(Data items)
____________________
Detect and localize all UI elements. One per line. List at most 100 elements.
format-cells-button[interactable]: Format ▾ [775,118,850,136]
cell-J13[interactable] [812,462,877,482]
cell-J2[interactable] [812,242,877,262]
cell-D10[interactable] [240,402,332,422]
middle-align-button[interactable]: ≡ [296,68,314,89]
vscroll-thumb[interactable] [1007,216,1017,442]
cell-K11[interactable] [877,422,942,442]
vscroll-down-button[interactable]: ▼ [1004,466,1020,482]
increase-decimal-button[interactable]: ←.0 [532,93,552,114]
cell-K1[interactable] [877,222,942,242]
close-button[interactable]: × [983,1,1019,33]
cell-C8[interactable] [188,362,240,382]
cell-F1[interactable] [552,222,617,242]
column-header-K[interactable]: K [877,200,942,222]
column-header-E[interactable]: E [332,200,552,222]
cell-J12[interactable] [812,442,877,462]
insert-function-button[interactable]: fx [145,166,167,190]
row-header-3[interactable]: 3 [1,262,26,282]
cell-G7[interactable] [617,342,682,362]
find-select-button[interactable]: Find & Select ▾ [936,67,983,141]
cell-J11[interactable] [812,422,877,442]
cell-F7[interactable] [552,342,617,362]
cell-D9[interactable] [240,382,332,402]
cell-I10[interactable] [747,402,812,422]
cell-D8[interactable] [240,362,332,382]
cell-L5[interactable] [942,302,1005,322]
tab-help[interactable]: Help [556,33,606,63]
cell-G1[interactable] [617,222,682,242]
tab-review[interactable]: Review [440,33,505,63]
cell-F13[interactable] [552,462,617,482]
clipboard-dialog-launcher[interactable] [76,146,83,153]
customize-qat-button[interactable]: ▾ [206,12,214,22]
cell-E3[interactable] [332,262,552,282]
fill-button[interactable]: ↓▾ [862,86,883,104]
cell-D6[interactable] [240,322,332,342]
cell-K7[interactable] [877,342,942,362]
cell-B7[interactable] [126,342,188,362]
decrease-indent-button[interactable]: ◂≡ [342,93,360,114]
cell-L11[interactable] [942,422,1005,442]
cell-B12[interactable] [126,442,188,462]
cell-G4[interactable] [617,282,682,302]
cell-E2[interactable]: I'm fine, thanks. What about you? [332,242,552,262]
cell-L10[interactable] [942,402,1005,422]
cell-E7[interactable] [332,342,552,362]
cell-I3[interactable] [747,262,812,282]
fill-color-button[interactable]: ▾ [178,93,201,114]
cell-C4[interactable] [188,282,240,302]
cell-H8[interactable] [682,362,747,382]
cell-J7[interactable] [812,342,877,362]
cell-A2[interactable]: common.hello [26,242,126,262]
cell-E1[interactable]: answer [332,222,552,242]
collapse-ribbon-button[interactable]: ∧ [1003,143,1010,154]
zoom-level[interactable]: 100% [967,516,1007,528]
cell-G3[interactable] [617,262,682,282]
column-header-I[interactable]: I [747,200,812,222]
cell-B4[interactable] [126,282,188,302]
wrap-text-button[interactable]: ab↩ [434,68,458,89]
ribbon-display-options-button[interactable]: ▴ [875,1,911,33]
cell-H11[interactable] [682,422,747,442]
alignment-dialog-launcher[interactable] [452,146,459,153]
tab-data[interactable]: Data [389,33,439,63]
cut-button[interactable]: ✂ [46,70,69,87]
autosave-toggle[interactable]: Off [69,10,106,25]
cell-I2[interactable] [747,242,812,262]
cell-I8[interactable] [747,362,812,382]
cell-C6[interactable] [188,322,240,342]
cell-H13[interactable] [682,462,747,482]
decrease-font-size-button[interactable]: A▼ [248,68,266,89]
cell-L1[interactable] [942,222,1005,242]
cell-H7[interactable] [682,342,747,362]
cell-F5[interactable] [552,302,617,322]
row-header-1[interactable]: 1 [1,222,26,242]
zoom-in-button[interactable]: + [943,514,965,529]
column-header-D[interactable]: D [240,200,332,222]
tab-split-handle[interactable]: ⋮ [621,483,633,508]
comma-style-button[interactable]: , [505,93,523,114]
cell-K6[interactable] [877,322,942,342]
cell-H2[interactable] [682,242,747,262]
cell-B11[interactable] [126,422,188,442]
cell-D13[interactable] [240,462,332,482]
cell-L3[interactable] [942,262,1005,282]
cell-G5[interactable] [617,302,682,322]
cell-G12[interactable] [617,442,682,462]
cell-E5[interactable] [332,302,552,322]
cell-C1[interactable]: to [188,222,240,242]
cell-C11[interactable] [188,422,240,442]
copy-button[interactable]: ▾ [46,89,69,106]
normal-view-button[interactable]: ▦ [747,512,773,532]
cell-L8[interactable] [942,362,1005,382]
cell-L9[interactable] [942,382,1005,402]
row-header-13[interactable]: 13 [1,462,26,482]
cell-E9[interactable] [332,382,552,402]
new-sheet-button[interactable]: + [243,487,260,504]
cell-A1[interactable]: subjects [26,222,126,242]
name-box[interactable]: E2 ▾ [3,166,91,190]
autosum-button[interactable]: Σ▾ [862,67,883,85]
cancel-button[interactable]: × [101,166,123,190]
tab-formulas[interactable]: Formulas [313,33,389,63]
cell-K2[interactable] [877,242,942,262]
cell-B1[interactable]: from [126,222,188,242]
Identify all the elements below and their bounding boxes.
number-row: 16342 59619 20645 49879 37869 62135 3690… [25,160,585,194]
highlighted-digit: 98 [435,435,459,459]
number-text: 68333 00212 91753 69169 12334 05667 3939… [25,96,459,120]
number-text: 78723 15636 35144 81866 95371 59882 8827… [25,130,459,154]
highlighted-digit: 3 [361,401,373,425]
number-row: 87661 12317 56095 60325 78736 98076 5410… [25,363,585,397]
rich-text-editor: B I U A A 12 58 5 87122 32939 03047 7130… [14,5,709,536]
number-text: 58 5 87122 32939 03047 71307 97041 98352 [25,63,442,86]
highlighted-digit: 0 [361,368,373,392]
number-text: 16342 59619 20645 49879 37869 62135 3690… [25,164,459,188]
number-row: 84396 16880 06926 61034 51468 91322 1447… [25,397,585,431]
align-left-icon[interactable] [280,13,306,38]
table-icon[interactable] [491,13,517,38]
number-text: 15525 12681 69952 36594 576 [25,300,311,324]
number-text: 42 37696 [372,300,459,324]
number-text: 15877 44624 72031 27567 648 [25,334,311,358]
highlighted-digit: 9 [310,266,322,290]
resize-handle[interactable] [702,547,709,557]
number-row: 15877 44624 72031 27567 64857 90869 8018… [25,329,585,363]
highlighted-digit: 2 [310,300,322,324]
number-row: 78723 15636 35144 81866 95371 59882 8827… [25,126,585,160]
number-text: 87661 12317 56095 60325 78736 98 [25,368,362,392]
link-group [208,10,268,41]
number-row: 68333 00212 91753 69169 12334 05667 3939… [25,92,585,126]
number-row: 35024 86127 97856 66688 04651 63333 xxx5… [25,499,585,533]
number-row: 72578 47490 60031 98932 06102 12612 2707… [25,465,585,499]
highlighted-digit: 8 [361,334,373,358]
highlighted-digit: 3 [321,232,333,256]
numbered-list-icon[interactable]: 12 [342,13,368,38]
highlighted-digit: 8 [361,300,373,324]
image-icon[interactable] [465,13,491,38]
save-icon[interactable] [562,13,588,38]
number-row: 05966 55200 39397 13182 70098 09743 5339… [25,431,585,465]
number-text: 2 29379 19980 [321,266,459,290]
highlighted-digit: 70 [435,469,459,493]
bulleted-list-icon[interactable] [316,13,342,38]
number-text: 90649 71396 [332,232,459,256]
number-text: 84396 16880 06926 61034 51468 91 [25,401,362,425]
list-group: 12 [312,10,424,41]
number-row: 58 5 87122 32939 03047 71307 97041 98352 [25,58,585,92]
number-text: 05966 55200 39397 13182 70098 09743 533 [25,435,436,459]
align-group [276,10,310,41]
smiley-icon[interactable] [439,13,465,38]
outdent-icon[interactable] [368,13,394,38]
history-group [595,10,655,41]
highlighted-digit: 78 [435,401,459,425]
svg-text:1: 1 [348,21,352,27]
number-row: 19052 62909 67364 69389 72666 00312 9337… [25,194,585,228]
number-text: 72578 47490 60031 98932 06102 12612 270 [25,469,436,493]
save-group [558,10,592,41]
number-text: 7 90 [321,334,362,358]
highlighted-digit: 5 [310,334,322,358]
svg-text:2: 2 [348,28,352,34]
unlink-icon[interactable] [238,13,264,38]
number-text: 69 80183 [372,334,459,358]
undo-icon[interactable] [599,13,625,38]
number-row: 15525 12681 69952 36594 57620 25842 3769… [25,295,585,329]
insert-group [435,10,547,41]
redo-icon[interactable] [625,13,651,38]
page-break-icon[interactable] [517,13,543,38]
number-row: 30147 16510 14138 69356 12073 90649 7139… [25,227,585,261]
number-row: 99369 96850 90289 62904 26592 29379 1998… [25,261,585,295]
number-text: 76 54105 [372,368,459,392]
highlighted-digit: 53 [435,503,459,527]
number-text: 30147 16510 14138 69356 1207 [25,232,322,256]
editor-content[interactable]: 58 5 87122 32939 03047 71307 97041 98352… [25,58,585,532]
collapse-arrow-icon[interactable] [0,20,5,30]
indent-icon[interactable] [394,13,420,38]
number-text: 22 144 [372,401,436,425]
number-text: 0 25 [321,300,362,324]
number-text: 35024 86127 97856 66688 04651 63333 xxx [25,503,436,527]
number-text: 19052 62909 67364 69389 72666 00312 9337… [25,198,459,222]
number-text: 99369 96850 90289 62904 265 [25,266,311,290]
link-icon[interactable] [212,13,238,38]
____________________
### GOAL OF THE EXERCISE
Print the stretch of the listing from its start through the line containing "cell-F1[interactable] [552,222,617,242]", reproducing each line verbatim.

### OUTPUT OF THE EXERCISE
Detect and localize all UI elements. One per line. List at most 100 elements.
format-cells-button[interactable]: Format ▾ [775,118,850,136]
cell-J13[interactable] [812,462,877,482]
cell-J2[interactable] [812,242,877,262]
cell-D10[interactable] [240,402,332,422]
middle-align-button[interactable]: ≡ [296,68,314,89]
vscroll-thumb[interactable] [1007,216,1017,442]
cell-K11[interactable] [877,422,942,442]
vscroll-down-button[interactable]: ▼ [1004,466,1020,482]
increase-decimal-button[interactable]: ←.0 [532,93,552,114]
cell-K1[interactable] [877,222,942,242]
close-button[interactable]: × [983,1,1019,33]
cell-C8[interactable] [188,362,240,382]
cell-F1[interactable] [552,222,617,242]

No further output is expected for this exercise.